--- Instructions to follow ---
Leave out the pictures; transcribe all else exactly.
begin Material for this exercise
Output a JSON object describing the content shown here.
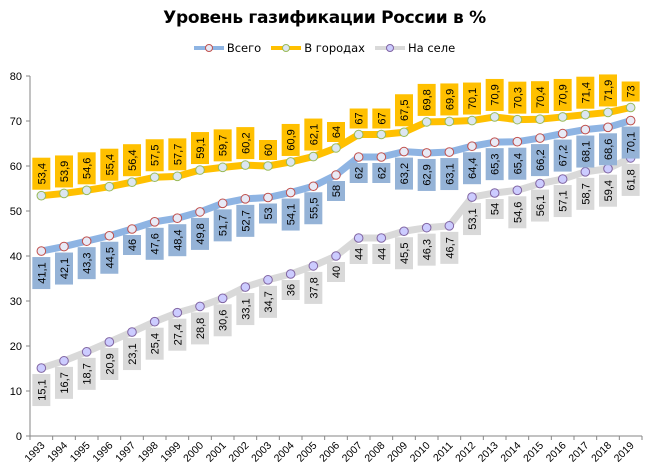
{
  "chart_data": {
    "type": "line",
    "title": "Уровень газификации России в %",
    "xlabel": "",
    "ylabel": "",
    "ylim": [
      0,
      80
    ],
    "yticks": [
      0,
      10,
      20,
      30,
      40,
      50,
      60,
      70,
      80
    ],
    "grid": false,
    "legend_position": "top",
    "categories": [
      "1993",
      "1994",
      "1995",
      "1996",
      "1997",
      "1998",
      "1999",
      "2000",
      "2001",
      "2002",
      "2003",
      "2004",
      "2005",
      "2006",
      "2007",
      "2008",
      "2009",
      "2010",
      "2011",
      "2012",
      "2013",
      "2014",
      "2015",
      "2016",
      "2017",
      "2018",
      "2019"
    ],
    "series": [
      {
        "name": "Всего",
        "line_color": "#8EB4E3",
        "marker_edge": "#C0504D",
        "label_bg": "#95B3D7",
        "label_position": "below",
        "values": [
          41.1,
          42.1,
          43.3,
          44.5,
          46,
          47.6,
          48.4,
          49.8,
          51.7,
          52.7,
          53,
          54.1,
          55.5,
          58,
          62,
          62,
          63.2,
          62.9,
          63.1,
          64.4,
          65.3,
          65.4,
          66.2,
          67.2,
          68.1,
          68.6,
          70.1
        ],
        "labels": [
          "41,1",
          "42,1",
          "43,3",
          "44,5",
          "46",
          "47,6",
          "48,4",
          "49,8",
          "51,7",
          "52,7",
          "53",
          "54,1",
          "55,5",
          "58",
          "62",
          "62",
          "63,2",
          "62,9",
          "63,1",
          "64,4",
          "65,3",
          "65,4",
          "66,2",
          "67,2",
          "68,1",
          "68,6",
          "70,1"
        ]
      },
      {
        "name": "В городах",
        "line_color": "#FFC000",
        "marker_edge": "#9BBB59",
        "label_bg": "#FFC000",
        "label_position": "above",
        "values": [
          53.4,
          53.9,
          54.6,
          55.4,
          56.4,
          57.5,
          57.7,
          59.1,
          59.7,
          60.2,
          60,
          60.9,
          62.1,
          64,
          67,
          67,
          67.5,
          69.8,
          69.9,
          70.1,
          70.9,
          70.3,
          70.4,
          70.9,
          71.4,
          71.9,
          73
        ],
        "labels": [
          "53,4",
          "53,9",
          "54,6",
          "55,4",
          "56,4",
          "57,5",
          "57,7",
          "59,1",
          "59,7",
          "60,2",
          "60",
          "60,9",
          "62,1",
          "64",
          "67",
          "67",
          "67,5",
          "69,8",
          "69,9",
          "70,1",
          "70,9",
          "70,3",
          "70,4",
          "70,9",
          "71,4",
          "71,9",
          "73"
        ]
      },
      {
        "name": "На селе",
        "line_color": "#D9D9D9",
        "marker_edge": "#8064A2",
        "label_bg": "#D9D9D9",
        "label_position": "below",
        "values": [
          15.1,
          16.7,
          18.7,
          20.9,
          23.1,
          25.4,
          27.4,
          28.8,
          30.6,
          33.1,
          34.7,
          36,
          37.8,
          40,
          44,
          44,
          45.5,
          46.3,
          46.7,
          53.1,
          54,
          54.6,
          56.1,
          57.1,
          58.7,
          59.4,
          61.8
        ],
        "labels": [
          "15,1",
          "16,7",
          "18,7",
          "20,9",
          "23,1",
          "25,4",
          "27,4",
          "28,8",
          "30,6",
          "33,1",
          "34,7",
          "36",
          "37,8",
          "40",
          "44",
          "44",
          "45,5",
          "46,3",
          "46,7",
          "53,1",
          "54",
          "54,6",
          "56,1",
          "57,1",
          "58,7",
          "59,4",
          "61,8"
        ]
      }
    ]
  },
  "legend": {
    "items": [
      {
        "label": "Всего"
      },
      {
        "label": "В городах"
      },
      {
        "label": "На селе"
      }
    ]
  }
}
end Material for this exercise
--- Written answer ---
Output a JSON object describing the content shown here.
{
  "chart_data": {
    "type": "line",
    "title": "Уровень газификации России в %",
    "xlabel": "",
    "ylabel": "",
    "ylim": [
      0,
      80
    ],
    "yticks": [
      0,
      10,
      20,
      30,
      40,
      50,
      60,
      70,
      80
    ],
    "grid": false,
    "legend_position": "top",
    "categories": [
      "1993",
      "1994",
      "1995",
      "1996",
      "1997",
      "1998",
      "1999",
      "2000",
      "2001",
      "2002",
      "2003",
      "2004",
      "2005",
      "2006",
      "2007",
      "2008",
      "2009",
      "2010",
      "2011",
      "2012",
      "2013",
      "2014",
      "2015",
      "2016",
      "2017",
      "2018",
      "2019"
    ],
    "series": [
      {
        "name": "Всего",
        "line_color": "#8EB4E3",
        "marker_edge": "#C0504D",
        "label_bg": "#95B3D7",
        "label_position": "below",
        "values": [
          41.1,
          42.1,
          43.3,
          44.5,
          46,
          47.6,
          48.4,
          49.8,
          51.7,
          52.7,
          53,
          54.1,
          55.5,
          58,
          62,
          62,
          63.2,
          62.9,
          63.1,
          64.4,
          65.3,
          65.4,
          66.2,
          67.2,
          68.1,
          68.6,
          70.1
        ],
        "labels": [
          "41,1",
          "42,1",
          "43,3",
          "44,5",
          "46",
          "47,6",
          "48,4",
          "49,8",
          "51,7",
          "52,7",
          "53",
          "54,1",
          "55,5",
          "58",
          "62",
          "62",
          "63,2",
          "62,9",
          "63,1",
          "64,4",
          "65,3",
          "65,4",
          "66,2",
          "67,2",
          "68,1",
          "68,6",
          "70,1"
        ]
      },
      {
        "name": "В городах",
        "line_color": "#FFC000",
        "marker_edge": "#9BBB59",
        "label_bg": "#FFC000",
        "label_position": "above",
        "values": [
          53.4,
          53.9,
          54.6,
          55.4,
          56.4,
          57.5,
          57.7,
          59.1,
          59.7,
          60.2,
          60,
          60.9,
          62.1,
          64,
          67,
          67,
          67.5,
          69.8,
          69.9,
          70.1,
          70.9,
          70.3,
          70.4,
          70.9,
          71.4,
          71.9,
          73
        ],
        "labels": [
          "53,4",
          "53,9",
          "54,6",
          "55,4",
          "56,4",
          "57,5",
          "57,7",
          "59,1",
          "59,7",
          "60,2",
          "60",
          "60,9",
          "62,1",
          "64",
          "67",
          "67",
          "67,5",
          "69,8",
          "69,9",
          "70,1",
          "70,9",
          "70,3",
          "70,4",
          "70,9",
          "71,4",
          "71,9",
          "73"
        ]
      },
      {
        "name": "На селе",
        "line_color": "#D9D9D9",
        "marker_edge": "#8064A2",
        "label_bg": "#D9D9D9",
        "label_position": "below",
        "values": [
          15.1,
          16.7,
          18.7,
          20.9,
          23.1,
          25.4,
          27.4,
          28.8,
          30.6,
          33.1,
          34.7,
          36,
          37.8,
          40,
          44,
          44,
          45.5,
          46.3,
          46.7,
          53.1,
          54,
          54.6,
          56.1,
          57.1,
          58.7,
          59.4,
          61.8
        ],
        "labels": [
          "15,1",
          "16,7",
          "18,7",
          "20,9",
          "23,1",
          "25,4",
          "27,4",
          "28,8",
          "30,6",
          "33,1",
          "34,7",
          "36",
          "37,8",
          "40",
          "44",
          "44",
          "45,5",
          "46,3",
          "46,7",
          "53,1",
          "54",
          "54,6",
          "56,1",
          "57,1",
          "58,7",
          "59,4",
          "61,8"
        ]
      }
    ]
  },
  "legend": {
    "items": [
      {
        "label": "Всего"
      },
      {
        "label": "В городах"
      },
      {
        "label": "На селе"
      }
    ]
  }
}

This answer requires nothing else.